#### [Do this]
Leave out the images and repeat the listing below without a single change.
● ● ● ● ●
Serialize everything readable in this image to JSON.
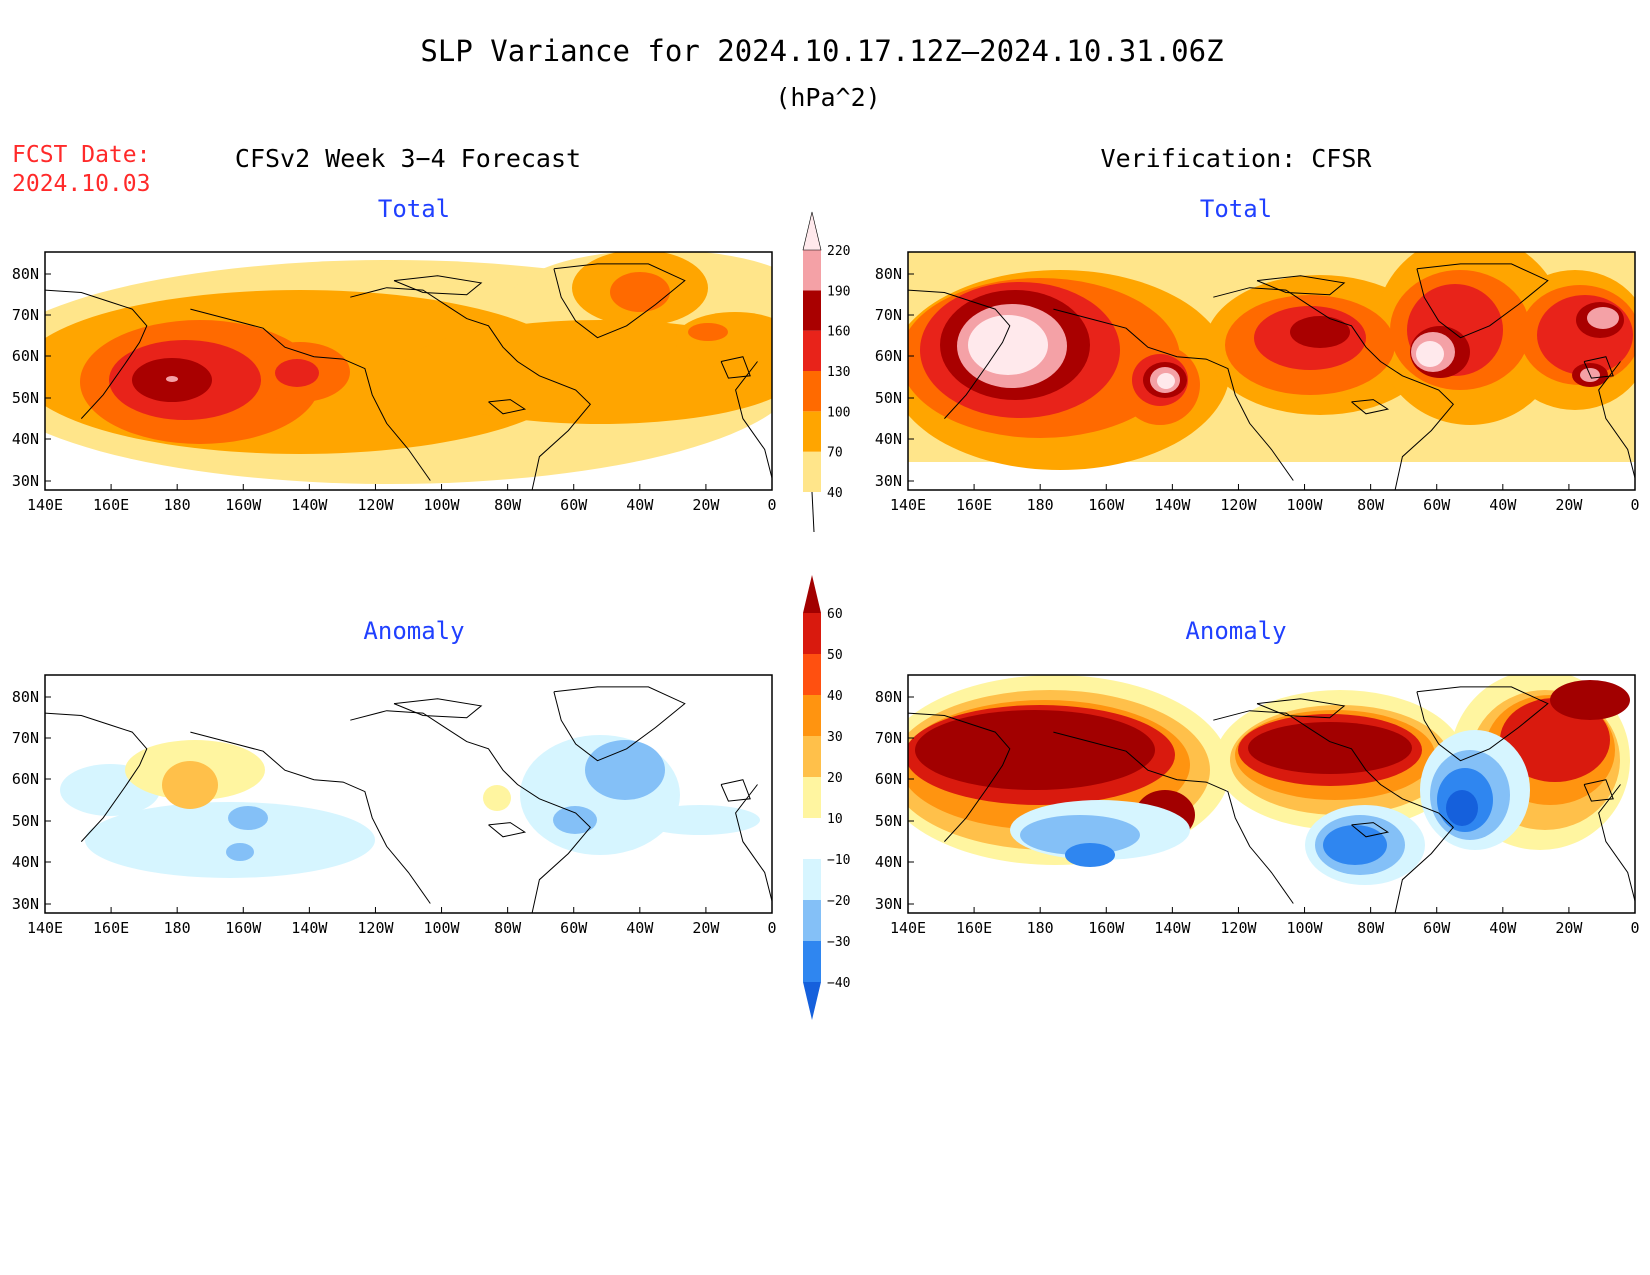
{
  "title": "SLP Variance for 2024.10.17.12Z—2024.10.31.06Z",
  "units": "(hPa^2)",
  "fcst_date_label": "FCST Date:",
  "fcst_date": "2024.10.03",
  "left_header": "CFSv2 Week 3−4 Forecast",
  "right_header": "Verification: CFSR",
  "colors": {
    "label_blue": "#2040ff",
    "fcst_red": "#ff2a2a",
    "land_line": "#000000"
  },
  "x_ticks": [
    "140E",
    "160E",
    "180",
    "160W",
    "140W",
    "120W",
    "100W",
    "80W",
    "60W",
    "40W",
    "20W",
    "0"
  ],
  "y_ticks": [
    "80N",
    "70N",
    "60N",
    "50N",
    "40N",
    "30N"
  ],
  "chart_data": [
    {
      "type": "heatmap",
      "title": "Total",
      "dataset": "CFSv2 Week 3−4 Forecast",
      "xlim": [
        140,
        360
      ],
      "ylim": [
        24,
        85
      ],
      "regions": [
        {
          "lon": 160,
          "lat": 53,
          "level": 40
        },
        {
          "lon": 225,
          "lat": 52,
          "level": 70
        },
        {
          "lon": 182,
          "lat": 52,
          "level": 100
        },
        {
          "lon": 182,
          "lat": 52,
          "level": 130
        },
        {
          "lon": 180,
          "lat": 52,
          "level": 160
        },
        {
          "lon": 216,
          "lat": 55,
          "level": 130
        },
        {
          "lon": 318,
          "lat": 74,
          "level": 70
        },
        {
          "lon": 320,
          "lat": 74,
          "level": 100
        },
        {
          "lon": 320,
          "lat": 74,
          "level": 130
        },
        {
          "lon": 295,
          "lat": 55,
          "level": 70
        }
      ]
    },
    {
      "type": "heatmap",
      "title": "Total",
      "dataset": "Verification: CFSR",
      "xlim": [
        140,
        360
      ],
      "ylim": [
        24,
        85
      ],
      "regions": [
        {
          "lon": 180,
          "lat": 55,
          "level": 130
        },
        {
          "lon": 166,
          "lat": 60,
          "level": 160
        },
        {
          "lon": 166,
          "lat": 60,
          "level": 190
        },
        {
          "lon": 218,
          "lat": 51,
          "level": 160
        },
        {
          "lon": 218,
          "lat": 51,
          "level": 190
        },
        {
          "lon": 268,
          "lat": 63,
          "level": 130
        },
        {
          "lon": 300,
          "lat": 60,
          "level": 160
        },
        {
          "lon": 300,
          "lat": 58,
          "level": 190
        },
        {
          "lon": 348,
          "lat": 62,
          "level": 160
        },
        {
          "lon": 350,
          "lat": 64,
          "level": 190
        }
      ]
    },
    {
      "type": "heatmap",
      "title": "Anomaly",
      "dataset": "CFSv2 Week 3−4 Forecast",
      "xlim": [
        140,
        360
      ],
      "ylim": [
        24,
        85
      ],
      "regions": [
        {
          "lon": 182,
          "lat": 57,
          "level": 10
        },
        {
          "lon": 182,
          "lat": 58,
          "level": 20
        },
        {
          "lon": 200,
          "lat": 45,
          "level": -10
        },
        {
          "lon": 198,
          "lat": 50,
          "level": -20
        },
        {
          "lon": 312,
          "lat": 63,
          "level": -10
        },
        {
          "lon": 315,
          "lat": 62,
          "level": -20
        },
        {
          "lon": 278,
          "lat": 53,
          "level": 10
        }
      ]
    },
    {
      "type": "heatmap",
      "title": "Anomaly",
      "dataset": "Verification: CFSR",
      "xlim": [
        140,
        360
      ],
      "ylim": [
        24,
        85
      ],
      "regions": [
        {
          "lon": 190,
          "lat": 65,
          "level": 60
        },
        {
          "lon": 218,
          "lat": 51,
          "level": 60
        },
        {
          "lon": 282,
          "lat": 63,
          "level": 60
        },
        {
          "lon": 352,
          "lat": 70,
          "level": 60
        },
        {
          "lon": 208,
          "lat": 55,
          "level": -30
        },
        {
          "lon": 292,
          "lat": 45,
          "level": -30
        },
        {
          "lon": 318,
          "lat": 52,
          "level": -40
        },
        {
          "lon": 340,
          "lat": 72,
          "level": -30
        },
        {
          "lon": 200,
          "lat": 40,
          "level": -30
        }
      ]
    }
  ],
  "colorbars": [
    {
      "ticks": [
        "220",
        "190",
        "160",
        "130",
        "100",
        "70",
        "40"
      ],
      "levels": [
        40,
        70,
        100,
        130,
        160,
        190,
        220
      ],
      "colors": [
        "#ffe58a",
        "#ffa500",
        "#ff6a00",
        "#e8231a",
        "#a90000",
        "#f4a1a6",
        "#ffe9ec"
      ]
    },
    {
      "ticks": [
        "60",
        "50",
        "40",
        "30",
        "20",
        "10",
        "−10",
        "−20",
        "−30",
        "−40"
      ],
      "levels": [
        -40,
        -30,
        -20,
        -10,
        10,
        20,
        30,
        40,
        50,
        60
      ],
      "colors": [
        "#1560dc",
        "#2f86f0",
        "#84c0f7",
        "#d6f5ff",
        "#ffffff",
        "#fff5a0",
        "#ffc04a",
        "#ff9410",
        "#ff5010",
        "#d91a0e",
        "#a20000"
      ]
    }
  ]
}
● ● ● ● ●
#### [Result]
Serialize everything readable in this image to JSON.
{
  "title": "SLP Variance for 2024.10.17.12Z—2024.10.31.06Z",
  "units": "(hPa^2)",
  "fcst_date_label": "FCST Date:",
  "fcst_date": "2024.10.03",
  "left_header": "CFSv2 Week 3−4 Forecast",
  "right_header": "Verification: CFSR",
  "colors": {
    "label_blue": "#2040ff",
    "fcst_red": "#ff2a2a",
    "land_line": "#000000"
  },
  "x_ticks": [
    "140E",
    "160E",
    "180",
    "160W",
    "140W",
    "120W",
    "100W",
    "80W",
    "60W",
    "40W",
    "20W",
    "0"
  ],
  "y_ticks": [
    "80N",
    "70N",
    "60N",
    "50N",
    "40N",
    "30N"
  ],
  "chart_data": [
    {
      "type": "heatmap",
      "title": "Total",
      "dataset": "CFSv2 Week 3−4 Forecast",
      "xlim": [
        140,
        360
      ],
      "ylim": [
        24,
        85
      ],
      "regions": [
        {
          "lon": 160,
          "lat": 53,
          "level": 40
        },
        {
          "lon": 225,
          "lat": 52,
          "level": 70
        },
        {
          "lon": 182,
          "lat": 52,
          "level": 100
        },
        {
          "lon": 182,
          "lat": 52,
          "level": 130
        },
        {
          "lon": 180,
          "lat": 52,
          "level": 160
        },
        {
          "lon": 216,
          "lat": 55,
          "level": 130
        },
        {
          "lon": 318,
          "lat": 74,
          "level": 70
        },
        {
          "lon": 320,
          "lat": 74,
          "level": 100
        },
        {
          "lon": 320,
          "lat": 74,
          "level": 130
        },
        {
          "lon": 295,
          "lat": 55,
          "level": 70
        }
      ]
    },
    {
      "type": "heatmap",
      "title": "Total",
      "dataset": "Verification: CFSR",
      "xlim": [
        140,
        360
      ],
      "ylim": [
        24,
        85
      ],
      "regions": [
        {
          "lon": 180,
          "lat": 55,
          "level": 130
        },
        {
          "lon": 166,
          "lat": 60,
          "level": 160
        },
        {
          "lon": 166,
          "lat": 60,
          "level": 190
        },
        {
          "lon": 218,
          "lat": 51,
          "level": 160
        },
        {
          "lon": 218,
          "lat": 51,
          "level": 190
        },
        {
          "lon": 268,
          "lat": 63,
          "level": 130
        },
        {
          "lon": 300,
          "lat": 60,
          "level": 160
        },
        {
          "lon": 300,
          "lat": 58,
          "level": 190
        },
        {
          "lon": 348,
          "lat": 62,
          "level": 160
        },
        {
          "lon": 350,
          "lat": 64,
          "level": 190
        }
      ]
    },
    {
      "type": "heatmap",
      "title": "Anomaly",
      "dataset": "CFSv2 Week 3−4 Forecast",
      "xlim": [
        140,
        360
      ],
      "ylim": [
        24,
        85
      ],
      "regions": [
        {
          "lon": 182,
          "lat": 57,
          "level": 10
        },
        {
          "lon": 182,
          "lat": 58,
          "level": 20
        },
        {
          "lon": 200,
          "lat": 45,
          "level": -10
        },
        {
          "lon": 198,
          "lat": 50,
          "level": -20
        },
        {
          "lon": 312,
          "lat": 63,
          "level": -10
        },
        {
          "lon": 315,
          "lat": 62,
          "level": -20
        },
        {
          "lon": 278,
          "lat": 53,
          "level": 10
        }
      ]
    },
    {
      "type": "heatmap",
      "title": "Anomaly",
      "dataset": "Verification: CFSR",
      "xlim": [
        140,
        360
      ],
      "ylim": [
        24,
        85
      ],
      "regions": [
        {
          "lon": 190,
          "lat": 65,
          "level": 60
        },
        {
          "lon": 218,
          "lat": 51,
          "level": 60
        },
        {
          "lon": 282,
          "lat": 63,
          "level": 60
        },
        {
          "lon": 352,
          "lat": 70,
          "level": 60
        },
        {
          "lon": 208,
          "lat": 55,
          "level": -30
        },
        {
          "lon": 292,
          "lat": 45,
          "level": -30
        },
        {
          "lon": 318,
          "lat": 52,
          "level": -40
        },
        {
          "lon": 340,
          "lat": 72,
          "level": -30
        },
        {
          "lon": 200,
          "lat": 40,
          "level": -30
        }
      ]
    }
  ],
  "colorbars": [
    {
      "ticks": [
        "220",
        "190",
        "160",
        "130",
        "100",
        "70",
        "40"
      ],
      "levels": [
        40,
        70,
        100,
        130,
        160,
        190,
        220
      ],
      "colors": [
        "#ffe58a",
        "#ffa500",
        "#ff6a00",
        "#e8231a",
        "#a90000",
        "#f4a1a6",
        "#ffe9ec"
      ]
    },
    {
      "ticks": [
        "60",
        "50",
        "40",
        "30",
        "20",
        "10",
        "−10",
        "−20",
        "−30",
        "−40"
      ],
      "levels": [
        -40,
        -30,
        -20,
        -10,
        10,
        20,
        30,
        40,
        50,
        60
      ],
      "colors": [
        "#1560dc",
        "#2f86f0",
        "#84c0f7",
        "#d6f5ff",
        "#ffffff",
        "#fff5a0",
        "#ffc04a",
        "#ff9410",
        "#ff5010",
        "#d91a0e",
        "#a20000"
      ]
    }
  ]
}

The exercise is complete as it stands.